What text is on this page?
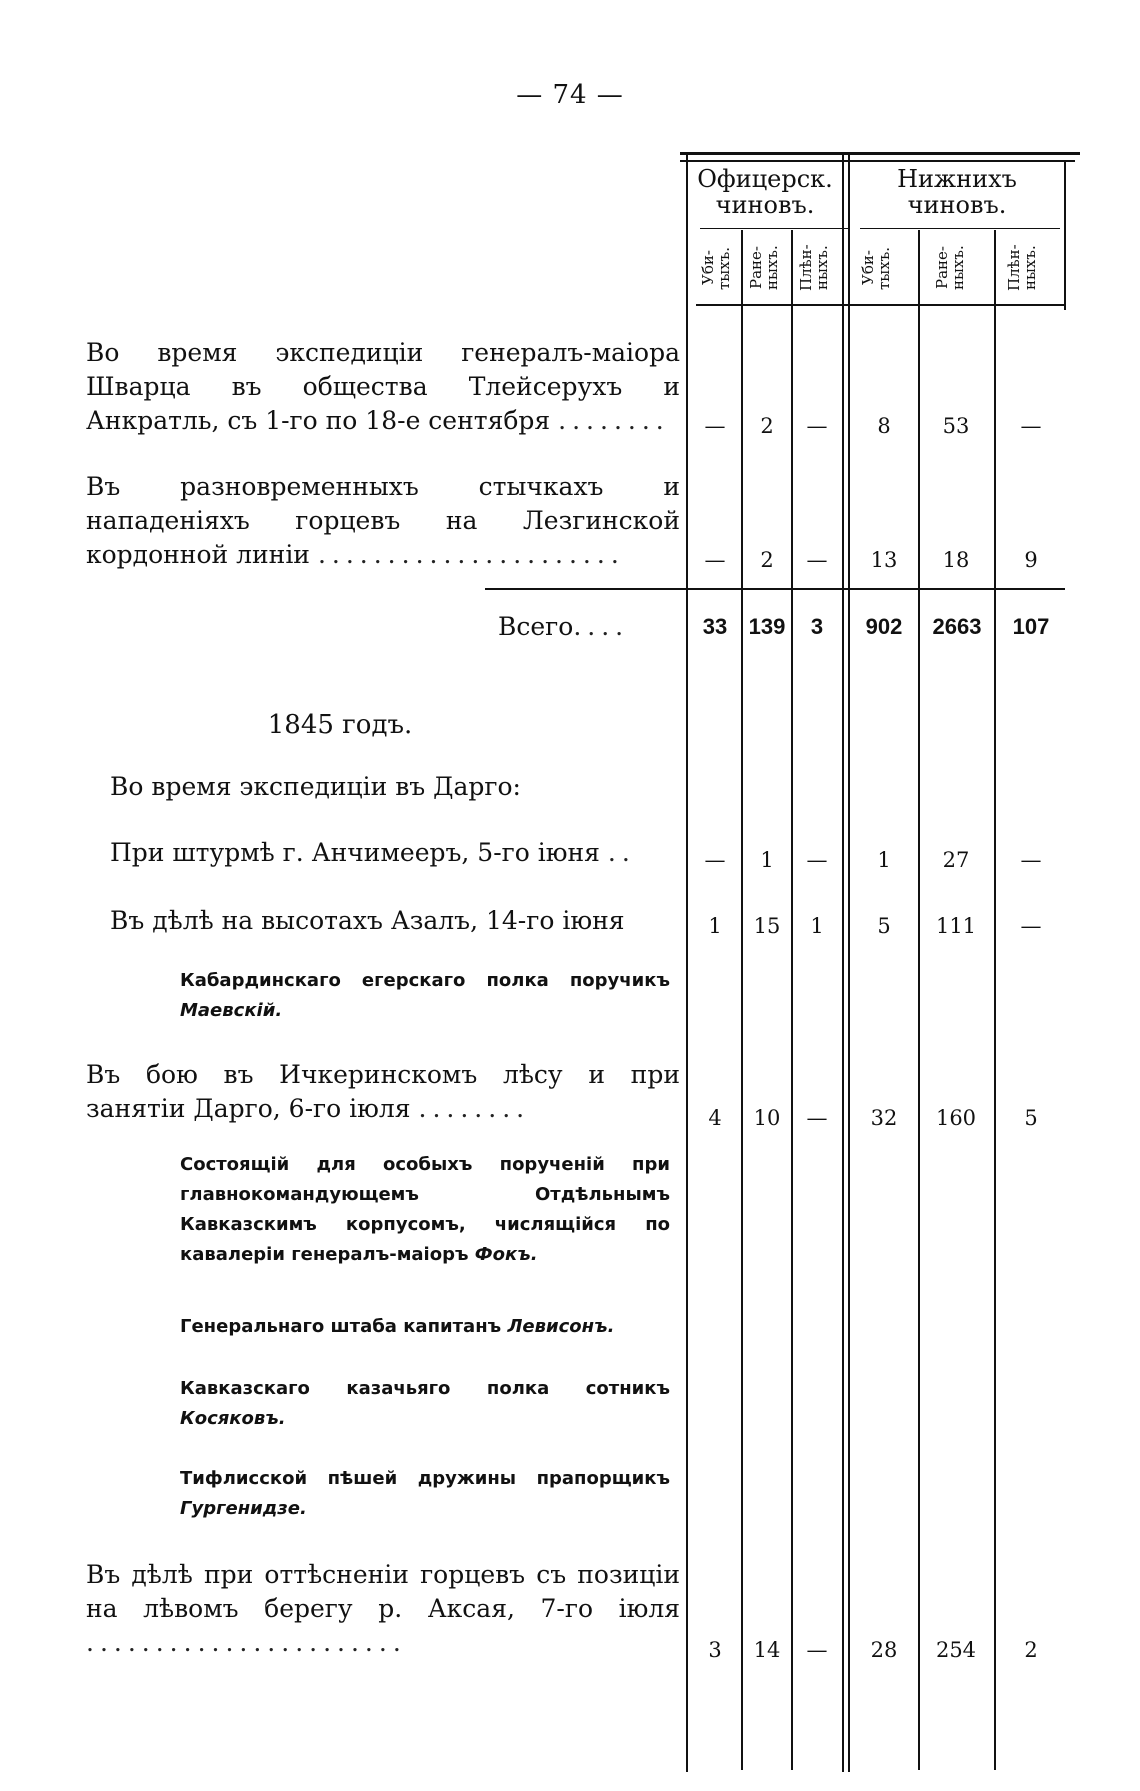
— 74 —
Офицерск. чиновъ.
Нижнихъ чиновъ.
Уби-тыхъ. Ране-ныхъ.	Плѣн-ныхъ.	Уби-тыхъ.	Ране-ныхъ.	Плѣн-ныхъ.
Во время экспедиціи генералъ-маіора Шварца въ общества Тлейсерухъ и Анкратль, съ 1-го по 18-е сентября ........	—	2	—	8	53	—
Въ разновременныхъ стычкахъ и нападеніяхъ горцевъ на Лезгинской кордонной линіи ......................	—	2	—	13	18	9
Всего....	33 139	3	902	2663	107
1845 годъ.
Во время экспедиціи въ Дарго:
При штурмѣ г. Анчимееръ, 5-го іюня ..	—	1	—	1	27	—
Въ дѣлѣ на высотахъ Азалъ, 14-го іюня	1	15	1	5	111	—
Кабардинскаго егерскаго полка поручикъ Маевскій.
Въ бою въ Ичкеринскомъ лѣсу и при занятіи Дарго, 6-го іюля ........	4	10	—	32	160	5
Состоящій для особыхъ порученій при главнокомандующемъ Отдѣльнымъ Кавказскимъ корпусомъ, числящійся по кавалеріи генералъ-маіоръ Фокъ.
Генеральнаго штаба капитанъ Левисонъ.
Кавказскаго казачьяго полка сотникъ Косяковъ.
Тифлисской пѣшей дружины прапорщикъ Гургенидзе.
Въ дѣлѣ при оттѣсненіи горцевъ съ позиціи на лѣвомъ берегу р. Аксая, 7-го іюля .......................	3	14	—	28	254	2
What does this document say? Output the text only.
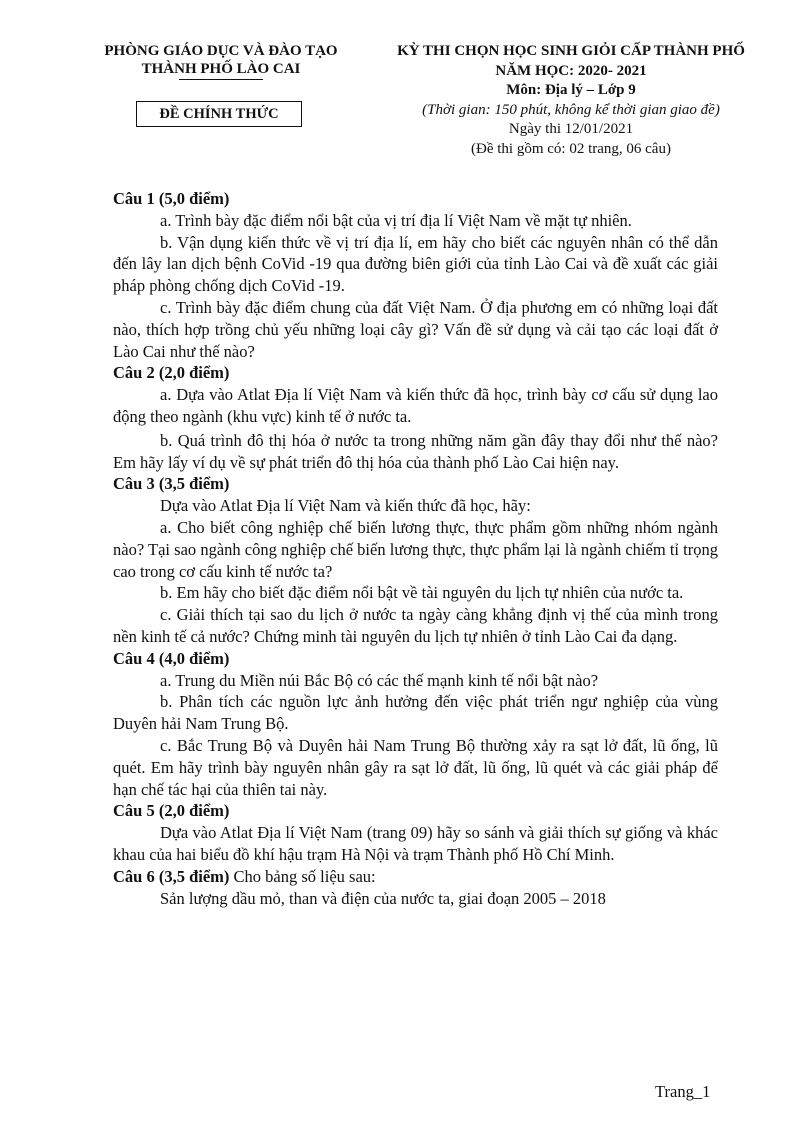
PHÒNG GIÁO DỤC VÀ ĐÀO TẠO
THÀNH PHỐ LÀO CAI
ĐỀ CHÍNH THỨC
KỲ THI CHỌN HỌC SINH GIỎI CẤP THÀNH PHỐ
NĂM HỌC: 2020- 2021
Môn: Địa lý – Lớp 9
(Thời gian: 150 phút, không kể thời gian giao đề)
Ngày thi 12/01/2021
(Đề thi gồm có: 02 trang, 06 câu)

Câu 1 (5,0 điểm)

a. Trình bày đặc điểm nổi bật của vị trí địa lí Việt Nam về mặt tự nhiên.

b. Vận dụng kiến thức về vị trí địa lí, em hãy cho biết các nguyên nhân có thể dẫn đến lây lan dịch bệnh CoVid -19 qua đường biên giới của tỉnh Lào Cai và đề xuất các giải pháp phòng chống dịch CoVid -19.

c. Trình bày đặc điểm chung của đất Việt Nam. Ở địa phương em có những loại đất nào, thích hợp trồng chủ yếu những loại cây gì? Vấn đề sử dụng và cải tạo các loại đất ở Lào Cai như thế nào?

Câu 2 (2,0 điểm)

a. Dựa vào Atlat Địa lí Việt Nam và kiến thức đã học, trình bày cơ cấu sử dụng lao động theo ngành (khu vực) kinh tế ở nước ta.

b. Quá trình đô thị hóa ở nước ta trong những năm gần đây thay đổi như thế nào? Em hãy lấy ví dụ về sự phát triển đô thị hóa của thành phố Lào Cai hiện nay.

Câu 3 (3,5 điểm)

Dựa vào Atlat Địa lí Việt Nam và kiến thức đã học, hãy:

a. Cho biết công nghiệp chế biến lương thực, thực phẩm gồm những nhóm ngành nào? Tại sao ngành công nghiệp chế biến lương thực, thực phẩm lại là ngành chiếm tỉ trọng cao trong cơ cấu kinh tế nước ta?

b. Em hãy cho biết đặc điểm nổi bật về tài nguyên du lịch tự nhiên của nước ta.

c. Giải thích tại sao du lịch ở nước ta ngày càng khẳng định vị thế của mình trong nền kinh tế cả nước? Chứng minh tài nguyên du lịch tự nhiên ở tỉnh Lào Cai đa dạng.

Câu 4 (4,0 điểm)

a. Trung du Miền núi Bắc Bộ có các thế mạnh kinh tế nổi bật nào?

b. Phân tích các nguồn lực ảnh hưởng đến việc phát triển ngư nghiệp của vùng Duyên hải Nam Trung Bộ.

c. Bắc Trung Bộ và Duyên hải Nam Trung Bộ thường xảy ra sạt lở đất, lũ ống, lũ quét. Em hãy trình bày nguyên nhân gây ra sạt lở đất, lũ ống, lũ quét và các giải pháp để hạn chế tác hại của thiên tai này.

Câu 5 (2,0 điểm)

Dựa vào Atlat Địa lí Việt Nam (trang 09) hãy so sánh và giải thích sự giống và khác khau của hai biểu đồ khí hậu trạm Hà Nội và trạm Thành phố Hồ Chí Minh.

Câu 6 (3,5 điểm) Cho bảng số liệu sau:

Sản lượng dầu mỏ, than và điện của nước ta, giai đoạn 2005 – 2018

Trang_1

============================================================

WRITTEN INSTRUCTION: Check each line of the listing above for the string "những", then report only how many lines have it.

FINAL RESULT: 3